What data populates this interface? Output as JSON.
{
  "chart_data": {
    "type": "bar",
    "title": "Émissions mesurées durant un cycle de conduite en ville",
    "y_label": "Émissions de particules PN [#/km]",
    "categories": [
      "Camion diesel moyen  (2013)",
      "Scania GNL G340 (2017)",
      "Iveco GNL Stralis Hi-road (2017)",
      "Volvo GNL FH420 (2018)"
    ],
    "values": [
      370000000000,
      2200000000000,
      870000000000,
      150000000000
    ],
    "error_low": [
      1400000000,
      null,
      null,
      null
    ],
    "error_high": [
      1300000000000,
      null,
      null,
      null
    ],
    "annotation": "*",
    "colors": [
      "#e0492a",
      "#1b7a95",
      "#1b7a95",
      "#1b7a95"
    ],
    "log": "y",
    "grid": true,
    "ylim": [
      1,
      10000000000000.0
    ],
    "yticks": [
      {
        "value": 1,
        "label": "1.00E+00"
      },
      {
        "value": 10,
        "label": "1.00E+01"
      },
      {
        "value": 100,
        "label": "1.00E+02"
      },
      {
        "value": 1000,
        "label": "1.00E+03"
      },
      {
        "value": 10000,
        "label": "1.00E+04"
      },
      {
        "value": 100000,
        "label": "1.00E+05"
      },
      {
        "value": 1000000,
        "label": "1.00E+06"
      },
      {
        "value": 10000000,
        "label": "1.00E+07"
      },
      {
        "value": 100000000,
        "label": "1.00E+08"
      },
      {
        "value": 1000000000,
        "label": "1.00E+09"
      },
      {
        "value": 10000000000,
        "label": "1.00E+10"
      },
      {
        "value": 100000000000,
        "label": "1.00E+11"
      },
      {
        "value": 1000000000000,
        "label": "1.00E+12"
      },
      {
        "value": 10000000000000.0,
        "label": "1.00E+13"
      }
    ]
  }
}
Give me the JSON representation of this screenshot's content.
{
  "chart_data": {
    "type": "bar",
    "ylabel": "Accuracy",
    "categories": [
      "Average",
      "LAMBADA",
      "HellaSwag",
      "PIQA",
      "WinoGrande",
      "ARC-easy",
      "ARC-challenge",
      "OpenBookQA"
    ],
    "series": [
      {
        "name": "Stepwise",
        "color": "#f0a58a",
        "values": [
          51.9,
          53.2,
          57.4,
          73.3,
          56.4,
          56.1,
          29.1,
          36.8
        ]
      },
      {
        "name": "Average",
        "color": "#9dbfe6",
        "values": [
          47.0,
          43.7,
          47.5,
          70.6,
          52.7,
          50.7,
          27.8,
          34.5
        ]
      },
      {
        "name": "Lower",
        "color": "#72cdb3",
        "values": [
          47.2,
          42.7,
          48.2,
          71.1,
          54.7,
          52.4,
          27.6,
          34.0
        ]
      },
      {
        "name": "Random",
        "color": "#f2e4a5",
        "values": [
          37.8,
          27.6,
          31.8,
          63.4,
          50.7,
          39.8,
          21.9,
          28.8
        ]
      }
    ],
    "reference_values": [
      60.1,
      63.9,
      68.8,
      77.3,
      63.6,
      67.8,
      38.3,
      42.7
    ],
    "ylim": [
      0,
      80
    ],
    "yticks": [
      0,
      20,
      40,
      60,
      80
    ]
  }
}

Goal of the exercise: From the records above, extract every line exactly as it stands.

Response:
What data populates this interface? Output as JSON.
{
  "chart_data": {
    "type": "bar",
    "title": "Émissions mesurées durant un cycle de conduite en ville",
    "y_label": "Émissions de particules PN [#/km]",
    "categories": [
      "Camion diesel moyen  (2013)",
      "Scania GNL G340 (2017)",
      "Iveco GNL Stralis Hi-road (2017)",
      "Volvo GNL FH420 (2018)"
    ],
    "values": [
      370000000000,
      2200000000000,
      870000000000,
      150000000000
    ],
    "error_low": [
      1400000000,
      null,
      null,
      null
    ],
    "error_high": [
      1300000000000,
      null,
      null,
      null
    ],
    "annotation": "*",
    "colors": [
      "#e0492a",
      "#1b7a95",
      "#1b7a95",
      "#1b7a95"
    ],
    "log": "y",
    "grid": true,
    "ylim": [
      1,
      10000000000000.0
    ],
    "yticks": [
      {
        "value": 1,
        "label": "1.00E+00"
      },
      {
        "value": 10,
        "label": "1.00E+01"
      },
      {
        "value": 100,
        "label": "1.00E+02"
      },
      {
        "value": 1000,
        "label": "1.00E+03"
      },
      {
        "value": 10000,
        "label": "1.00E+04"
      },
      {
        "value": 100000,
        "label": "1.00E+05"
      },
      {
        "value": 1000000,
        "label": "1.00E+06"
      },
      {
        "value": 10000000,
        "label": "1.00E+07"
      },
      {
        "value": 100000000,
        "label": "1.00E+08"
      },
      {
        "value": 1000000000,
        "label": "1.00E+09"
      },
      {
        "value": 10000000000,
        "label": "1.00E+10"
      },
      {
        "value": 100000000000,
        "label": "1.00E+11"
      },
      {
        "value": 1000000000000,
        "label": "1.00E+12"
      },
      {
        "value": 10000000000000.0,
        "label": "1.00E+13"
      }
    ]
  }
}
Give me the JSON representation of this screenshot's content.
{
  "chart_data": {
    "type": "bar",
    "ylabel": "Accuracy",
    "categories": [
      "Average",
      "LAMBADA",
      "HellaSwag",
      "PIQA",
      "WinoGrande",
      "ARC-easy",
      "ARC-challenge",
      "OpenBookQA"
    ],
    "series": [
      {
        "name": "Stepwise",
        "color": "#f0a58a",
        "values": [
          51.9,
          53.2,
          57.4,
          73.3,
          56.4,
          56.1,
          29.1,
          36.8
        ]
      },
      {
        "name": "Average",
        "color": "#9dbfe6",
        "values": [
          47.0,
          43.7,
          47.5,
          70.6,
          52.7,
          50.7,
          27.8,
          34.5
        ]
      },
      {
        "name": "Lower",
        "color": "#72cdb3",
        "values": [
          47.2,
          42.7,
          48.2,
          71.1,
          54.7,
          52.4,
          27.6,
          34.0
        ]
      },
      {
        "name": "Random",
        "color": "#f2e4a5",
        "values": [
          37.8,
          27.6,
          31.8,
          63.4,
          50.7,
          39.8,
          21.9,
          28.8
        ]
      }
    ],
    "reference_values": [
      60.1,
      63.9,
      68.8,
      77.3,
      63.6,
      67.8,
      38.3,
      42.7
    ],
    "ylim": [
      0,
      80
    ],
    "yticks": [
      0,
      20,
      40,
      60,
      80
    ]
  }
}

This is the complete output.